- The problem -
Transcribe all the records exactly and omit any images they hold.

- Extracted entries -

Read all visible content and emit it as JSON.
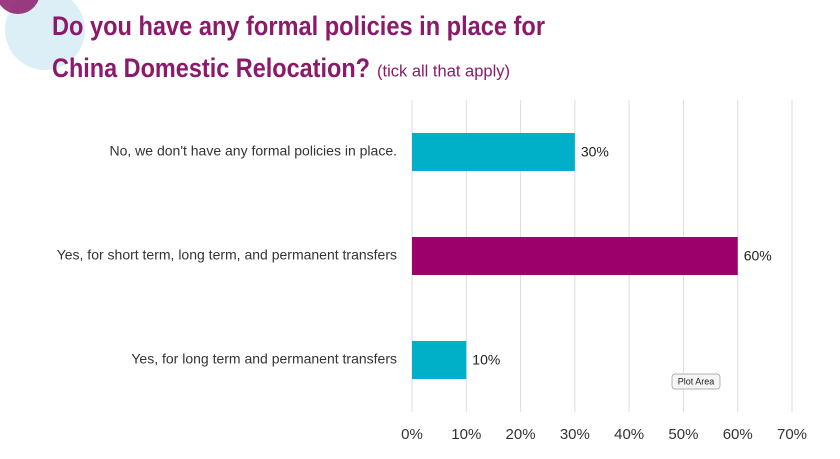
{
  "chart_data": {
    "type": "hbar",
    "title": [
      "Do you have any formal policies in place for",
      "China Domestic Relocation?"
    ],
    "subtitle": "(tick all that apply)",
    "categories": [
      "No, we don't have any formal policies in place.",
      "Yes, for short term, long term, and permanent transfers",
      "Yes, for long term and permanent transfers"
    ],
    "values": [
      30,
      60,
      10
    ],
    "value_labels": [
      "30%",
      "60%",
      "10%"
    ],
    "colors": [
      "#00b0c8",
      "#9b006b",
      "#00b0c8"
    ],
    "xlim": [
      0,
      70
    ],
    "xticks": [
      {
        "value": 0,
        "label": "0%"
      },
      {
        "value": 10,
        "label": "10%"
      },
      {
        "value": 20,
        "label": "20%"
      },
      {
        "value": 30,
        "label": "30%"
      },
      {
        "value": 40,
        "label": "40%"
      },
      {
        "value": 50,
        "label": "50%"
      },
      {
        "value": 60,
        "label": "60%"
      },
      {
        "value": 70,
        "label": "70%"
      }
    ],
    "grid": true,
    "annotations": [
      "Plot Area"
    ]
  }
}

- The output -
Read all visible content and emit it as JSON.
{
  "chart_data": {
    "type": "hbar",
    "title": [
      "Do you have any formal policies in place for",
      "China Domestic Relocation?"
    ],
    "subtitle": "(tick all that apply)",
    "categories": [
      "No, we don't have any formal policies in place.",
      "Yes, for short term, long term, and permanent transfers",
      "Yes, for long term and permanent transfers"
    ],
    "values": [
      30,
      60,
      10
    ],
    "value_labels": [
      "30%",
      "60%",
      "10%"
    ],
    "colors": [
      "#00b0c8",
      "#9b006b",
      "#00b0c8"
    ],
    "xlim": [
      0,
      70
    ],
    "xticks": [
      {
        "value": 0,
        "label": "0%"
      },
      {
        "value": 10,
        "label": "10%"
      },
      {
        "value": 20,
        "label": "20%"
      },
      {
        "value": 30,
        "label": "30%"
      },
      {
        "value": 40,
        "label": "40%"
      },
      {
        "value": 50,
        "label": "50%"
      },
      {
        "value": 60,
        "label": "60%"
      },
      {
        "value": 70,
        "label": "70%"
      }
    ],
    "grid": true,
    "annotations": [
      "Plot Area"
    ]
  }
}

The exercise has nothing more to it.